> _Aim_: Copy out each line that includes the word "JSON".

START Data shown

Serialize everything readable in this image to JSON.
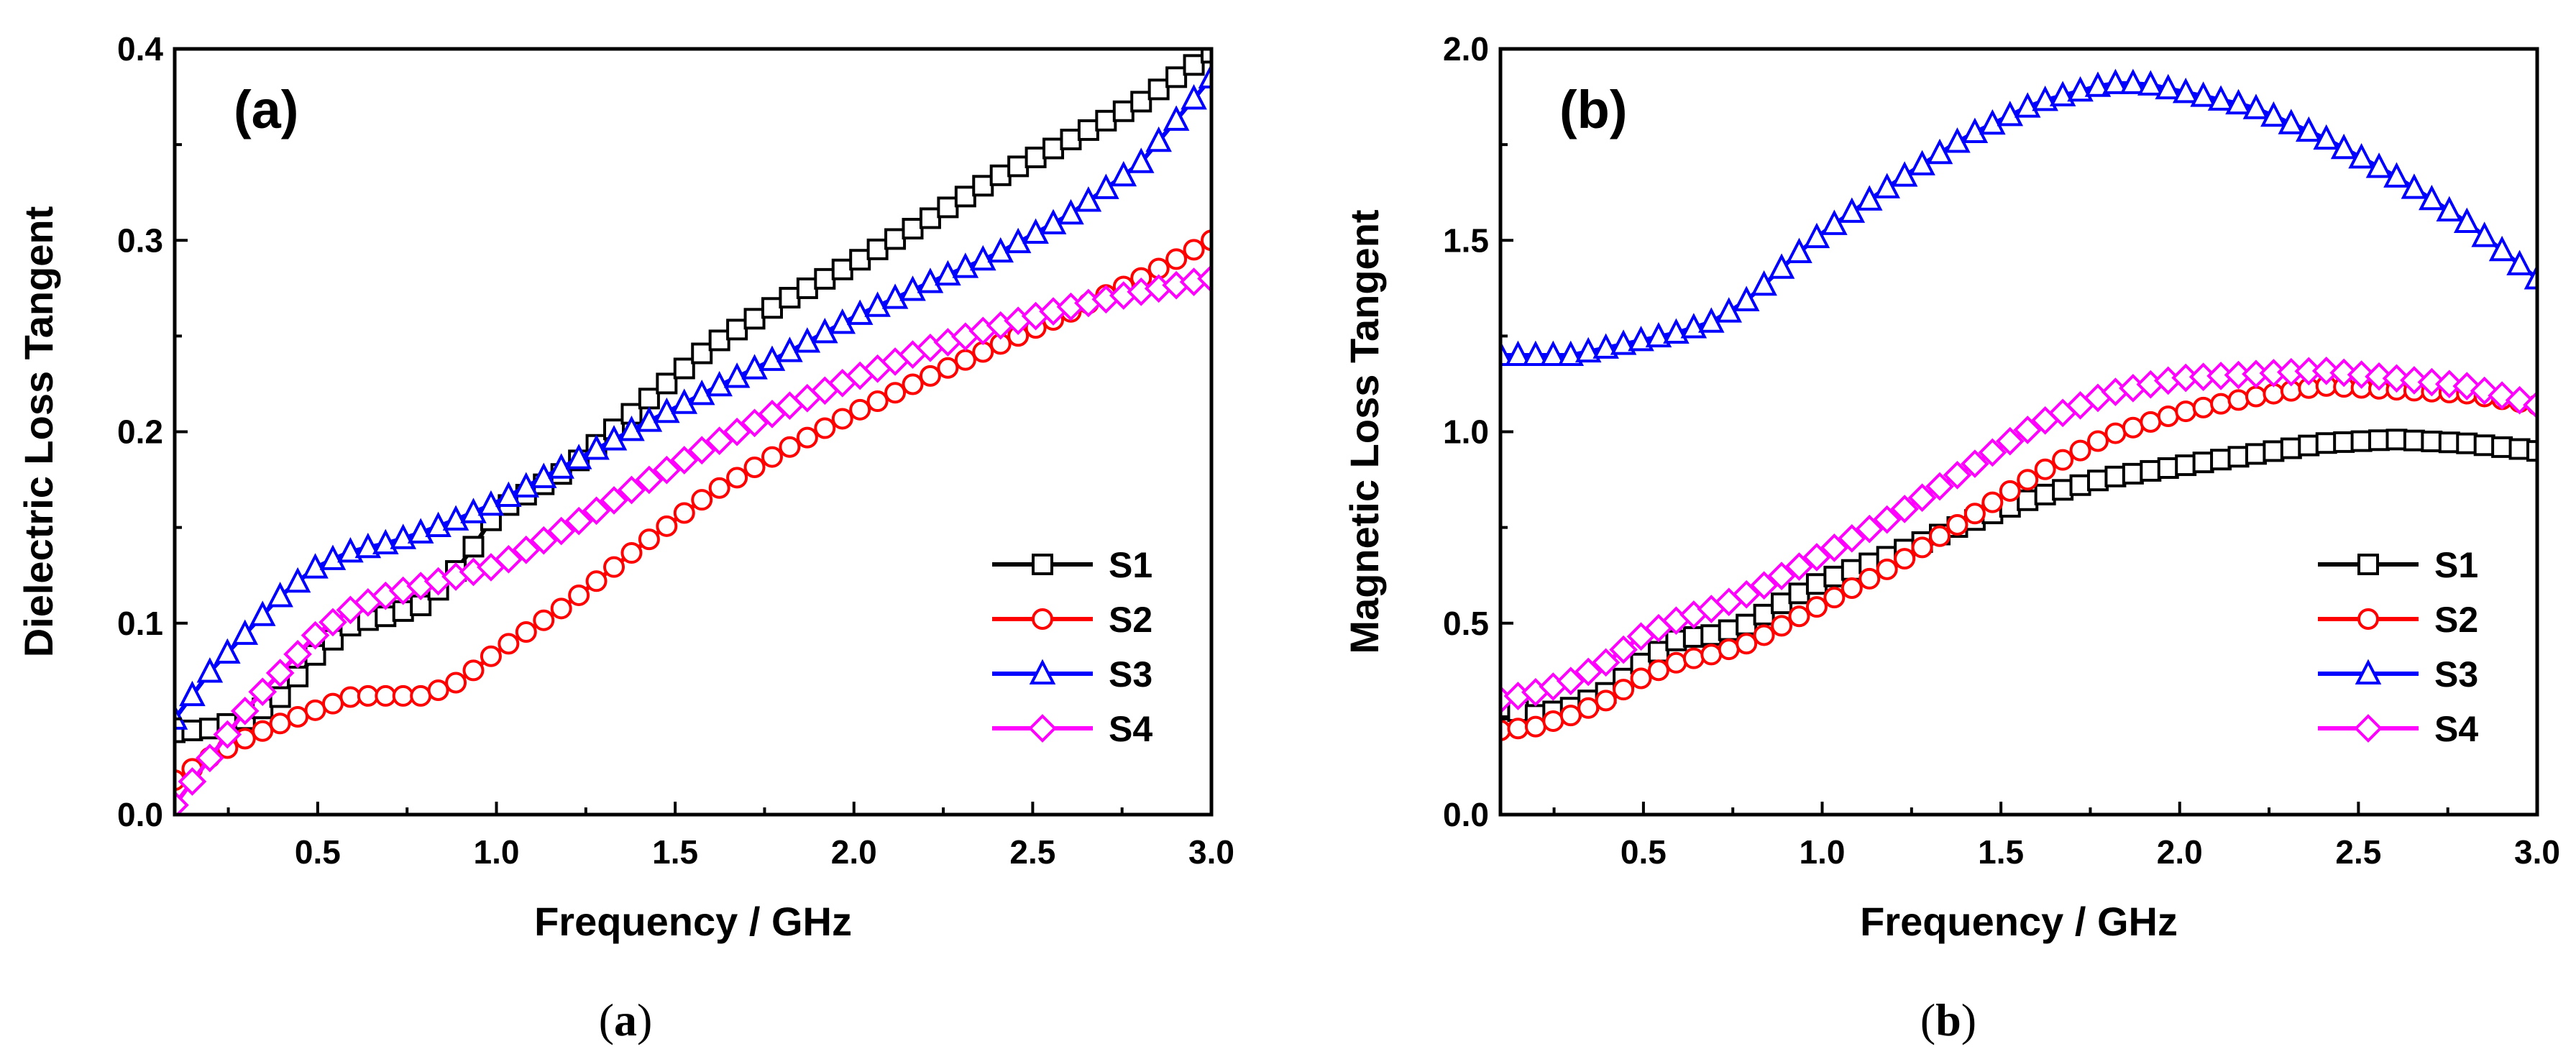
{
  "colors": {
    "S1": "#000000",
    "S2": "#ff0000",
    "S3": "#0000ff",
    "S4": "#ff00ff"
  },
  "markers": {
    "S1": "square",
    "S2": "circle",
    "S3": "triangle",
    "S4": "diamond"
  },
  "captions": [
    {
      "open": "(",
      "letter": "a",
      "close": ")"
    },
    {
      "open": "(",
      "letter": "b",
      "close": ")"
    }
  ],
  "chart_data": [
    {
      "type": "line",
      "panel_label": "(a)",
      "title": "",
      "xlabel": "Frequency / GHz",
      "ylabel": "Dielectric Loss Tangent",
      "xlim": [
        0.1,
        3.0
      ],
      "ylim": [
        0.0,
        0.4
      ],
      "xticks": [
        "0.5",
        "1.0",
        "1.5",
        "2.0",
        "2.5",
        "3.0"
      ],
      "yticks": [
        "0.0",
        "0.1",
        "0.2",
        "0.3",
        "0.4"
      ],
      "legend_position": "bottom-right",
      "series": [
        {
          "name": "S1",
          "x": [
            0.1,
            0.2,
            0.3,
            0.4,
            0.5,
            0.6,
            0.7,
            0.8,
            0.9,
            1.0,
            1.2,
            1.4,
            1.6,
            1.8,
            2.0,
            2.2,
            2.4,
            2.6,
            2.8,
            3.0
          ],
          "y": [
            0.043,
            0.045,
            0.05,
            0.062,
            0.085,
            0.1,
            0.104,
            0.11,
            0.13,
            0.158,
            0.18,
            0.213,
            0.245,
            0.268,
            0.288,
            0.31,
            0.333,
            0.352,
            0.372,
            0.398
          ]
        },
        {
          "name": "S2",
          "x": [
            0.1,
            0.2,
            0.3,
            0.4,
            0.5,
            0.6,
            0.7,
            0.8,
            0.9,
            1.0,
            1.2,
            1.4,
            1.6,
            1.8,
            2.0,
            2.2,
            2.4,
            2.6,
            2.8,
            3.0
          ],
          "y": [
            0.018,
            0.03,
            0.04,
            0.048,
            0.055,
            0.062,
            0.062,
            0.062,
            0.07,
            0.085,
            0.11,
            0.14,
            0.168,
            0.19,
            0.21,
            0.228,
            0.245,
            0.262,
            0.28,
            0.3
          ]
        },
        {
          "name": "S3",
          "x": [
            0.1,
            0.2,
            0.3,
            0.4,
            0.5,
            0.6,
            0.7,
            0.8,
            0.9,
            1.0,
            1.2,
            1.4,
            1.6,
            1.8,
            2.0,
            2.2,
            2.4,
            2.6,
            2.8,
            3.0
          ],
          "y": [
            0.05,
            0.075,
            0.095,
            0.115,
            0.13,
            0.138,
            0.142,
            0.148,
            0.155,
            0.163,
            0.183,
            0.203,
            0.222,
            0.24,
            0.26,
            0.277,
            0.293,
            0.313,
            0.34,
            0.385
          ]
        },
        {
          "name": "S4",
          "x": [
            0.1,
            0.2,
            0.3,
            0.4,
            0.5,
            0.6,
            0.7,
            0.8,
            0.9,
            1.0,
            1.2,
            1.4,
            1.6,
            1.8,
            2.0,
            2.2,
            2.4,
            2.6,
            2.8,
            3.0
          ],
          "y": [
            0.005,
            0.03,
            0.055,
            0.075,
            0.095,
            0.108,
            0.115,
            0.12,
            0.125,
            0.13,
            0.15,
            0.172,
            0.193,
            0.212,
            0.228,
            0.243,
            0.255,
            0.265,
            0.273,
            0.28
          ]
        }
      ]
    },
    {
      "type": "line",
      "panel_label": "(b)",
      "title": "",
      "xlabel": "Frequency / GHz",
      "ylabel": "Magnetic Loss Tangent",
      "xlim": [
        0.1,
        3.0
      ],
      "ylim": [
        0.0,
        2.0
      ],
      "xticks": [
        "0.5",
        "1.0",
        "1.5",
        "2.0",
        "2.5",
        "3.0"
      ],
      "yticks": [
        "0.0",
        "0.5",
        "1.0",
        "1.5",
        "2.0"
      ],
      "legend_position": "bottom-right",
      "series": [
        {
          "name": "S1",
          "x": [
            0.1,
            0.2,
            0.3,
            0.4,
            0.5,
            0.6,
            0.7,
            0.8,
            0.9,
            1.0,
            1.2,
            1.4,
            1.6,
            1.8,
            2.0,
            2.2,
            2.4,
            2.6,
            2.8,
            3.0
          ],
          "y": [
            0.28,
            0.26,
            0.28,
            0.32,
            0.4,
            0.46,
            0.47,
            0.5,
            0.56,
            0.61,
            0.68,
            0.76,
            0.83,
            0.88,
            0.91,
            0.94,
            0.97,
            0.98,
            0.97,
            0.95
          ]
        },
        {
          "name": "S2",
          "x": [
            0.1,
            0.2,
            0.3,
            0.4,
            0.5,
            0.6,
            0.7,
            0.8,
            0.9,
            1.0,
            1.2,
            1.4,
            1.6,
            1.8,
            2.0,
            2.2,
            2.4,
            2.6,
            2.8,
            3.0
          ],
          "y": [
            0.22,
            0.23,
            0.26,
            0.3,
            0.36,
            0.4,
            0.42,
            0.45,
            0.5,
            0.55,
            0.65,
            0.77,
            0.89,
            0.99,
            1.05,
            1.09,
            1.12,
            1.11,
            1.1,
            1.07
          ]
        },
        {
          "name": "S3",
          "x": [
            0.1,
            0.2,
            0.3,
            0.4,
            0.5,
            0.6,
            0.7,
            0.8,
            0.9,
            1.0,
            1.2,
            1.4,
            1.6,
            1.8,
            1.9,
            2.0,
            2.2,
            2.4,
            2.6,
            2.8,
            3.0
          ],
          "y": [
            1.2,
            1.2,
            1.2,
            1.22,
            1.24,
            1.26,
            1.29,
            1.35,
            1.44,
            1.52,
            1.65,
            1.77,
            1.86,
            1.91,
            1.91,
            1.89,
            1.85,
            1.77,
            1.67,
            1.55,
            1.4
          ]
        },
        {
          "name": "S4",
          "x": [
            0.1,
            0.2,
            0.3,
            0.4,
            0.5,
            0.6,
            0.7,
            0.8,
            0.9,
            1.0,
            1.2,
            1.4,
            1.6,
            1.8,
            2.0,
            2.2,
            2.4,
            2.6,
            2.8,
            3.0
          ],
          "y": [
            0.3,
            0.32,
            0.35,
            0.4,
            0.47,
            0.51,
            0.54,
            0.58,
            0.63,
            0.68,
            0.78,
            0.9,
            1.02,
            1.1,
            1.14,
            1.15,
            1.16,
            1.14,
            1.12,
            1.07
          ]
        }
      ]
    }
  ]
}
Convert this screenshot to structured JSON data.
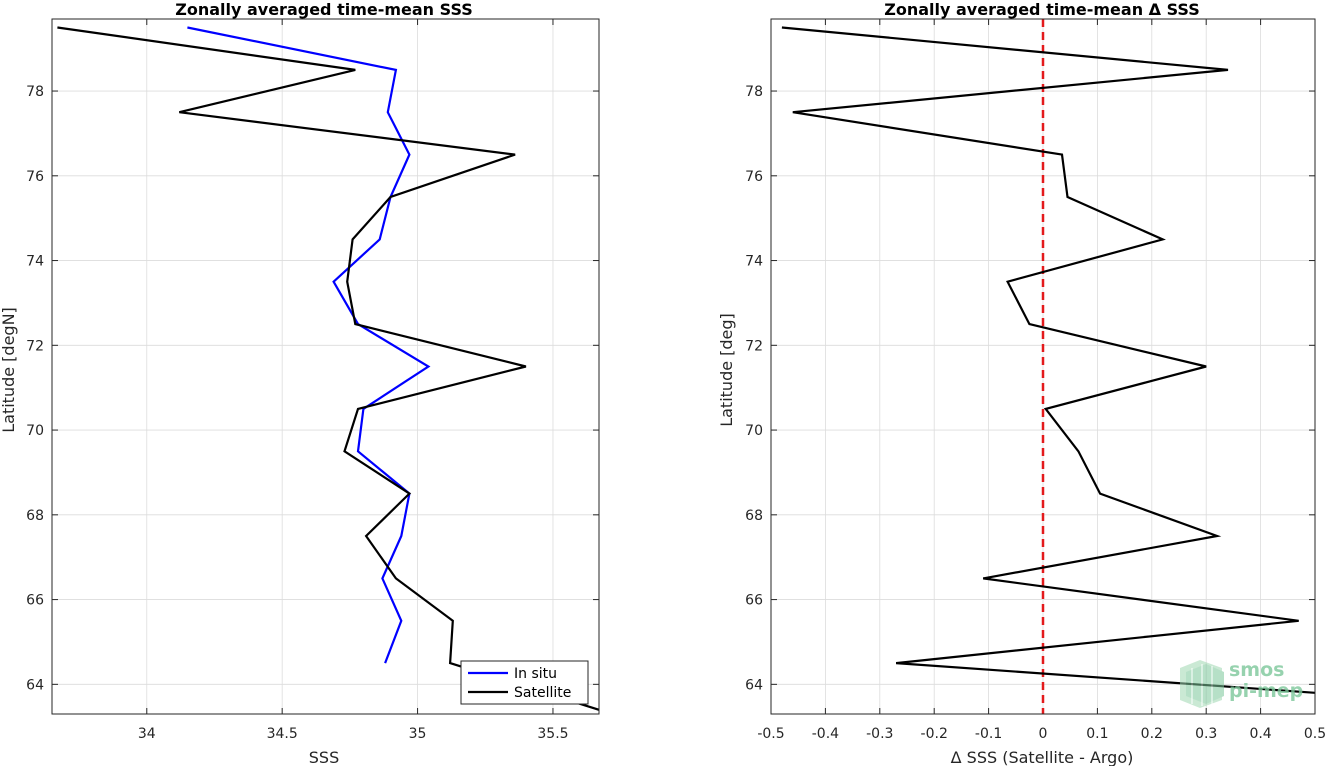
{
  "chart_data": [
    {
      "type": "line",
      "title": "Zonally averaged time-mean SSS",
      "xlabel": "SSS",
      "ylabel": "Latitude [degN]",
      "xlim": [
        33.65,
        35.67
      ],
      "ylim": [
        63.3,
        79.7
      ],
      "xticks": [
        34,
        34.5,
        35,
        35.5
      ],
      "xtick_labels": [
        "34",
        "34.5",
        "35",
        "35.5"
      ],
      "yticks": [
        64,
        66,
        68,
        70,
        72,
        74,
        76,
        78
      ],
      "ytick_labels": [
        "64",
        "66",
        "68",
        "70",
        "72",
        "74",
        "76",
        "78"
      ],
      "grid": true,
      "legend_location": "bottom-right",
      "series": [
        {
          "name": "In situ",
          "color": "#0000ff",
          "x": [
            34.15,
            34.92,
            34.89,
            34.97,
            34.9,
            34.86,
            34.69,
            34.78,
            35.04,
            34.8,
            34.78,
            34.97,
            34.94,
            34.87,
            34.94,
            34.88
          ],
          "y": [
            79.5,
            78.5,
            77.5,
            76.5,
            75.5,
            74.5,
            73.5,
            72.5,
            71.5,
            70.5,
            69.5,
            68.5,
            67.5,
            66.5,
            65.5,
            64.5
          ]
        },
        {
          "name": "Satellite",
          "color": "#000000",
          "x": [
            33.67,
            34.77,
            34.12,
            35.36,
            34.9,
            34.76,
            34.74,
            34.77,
            35.4,
            34.78,
            34.73,
            34.97,
            34.81,
            34.92,
            35.13,
            35.12,
            35.67
          ],
          "y": [
            79.5,
            78.5,
            77.5,
            76.5,
            75.5,
            74.5,
            73.5,
            72.5,
            71.5,
            70.5,
            69.5,
            68.5,
            67.5,
            66.5,
            65.5,
            64.5,
            63.4
          ]
        }
      ]
    },
    {
      "type": "line",
      "title": "Zonally averaged time-mean Δ SSS",
      "xlabel": "Δ SSS (Satellite - Argo)",
      "ylabel": "Latitude [deg]",
      "xlim": [
        -0.5,
        0.5
      ],
      "ylim": [
        63.3,
        79.7
      ],
      "xticks": [
        -0.5,
        -0.4,
        -0.3,
        -0.2,
        -0.1,
        0,
        0.1,
        0.2,
        0.3,
        0.4,
        0.5
      ],
      "xtick_labels": [
        "-0.5",
        "-0.4",
        "-0.3",
        "-0.2",
        "-0.1",
        "0",
        "0.1",
        "0.2",
        "0.3",
        "0.4",
        "0.5"
      ],
      "yticks": [
        64,
        66,
        68,
        70,
        72,
        74,
        76,
        78
      ],
      "ytick_labels": [
        "64",
        "66",
        "68",
        "70",
        "72",
        "74",
        "76",
        "78"
      ],
      "grid": true,
      "zero_line": {
        "x": 0,
        "color": "#e31a1c",
        "style": "dashed"
      },
      "series": [
        {
          "color": "#000000",
          "x": [
            -0.48,
            0.34,
            -0.46,
            0.035,
            0.045,
            0.22,
            -0.065,
            -0.025,
            0.3,
            0.005,
            0.065,
            0.105,
            0.32,
            -0.11,
            0.47,
            -0.27,
            0.5
          ],
          "y": [
            79.5,
            78.5,
            77.5,
            76.5,
            75.5,
            74.5,
            73.5,
            72.5,
            71.5,
            70.5,
            69.5,
            68.5,
            67.5,
            66.5,
            65.5,
            64.5,
            63.8
          ]
        }
      ]
    }
  ],
  "logo": {
    "line1": "smos",
    "line2": "pi-mep"
  }
}
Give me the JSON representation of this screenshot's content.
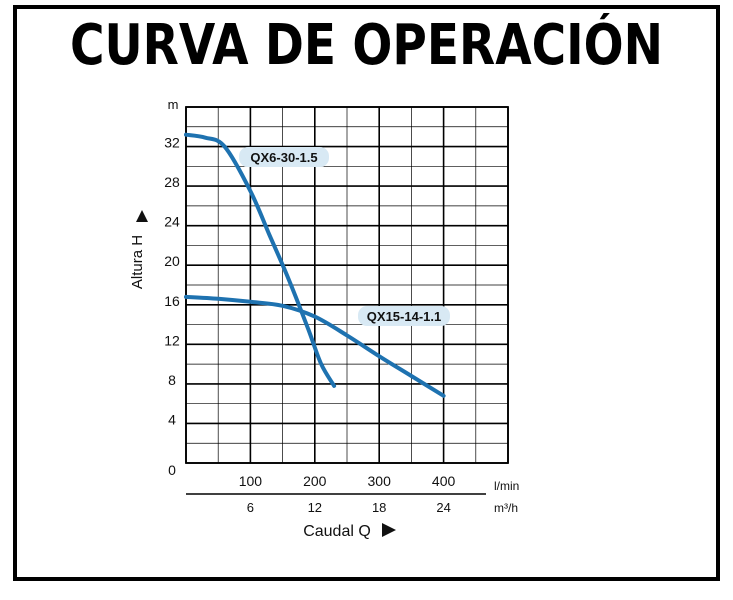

END Data shown

> _Response_:
Serialize everything readable in this image to JSON.
Convert this screenshot to structured JSON data.
Give me the JSON representation of this screenshot's content.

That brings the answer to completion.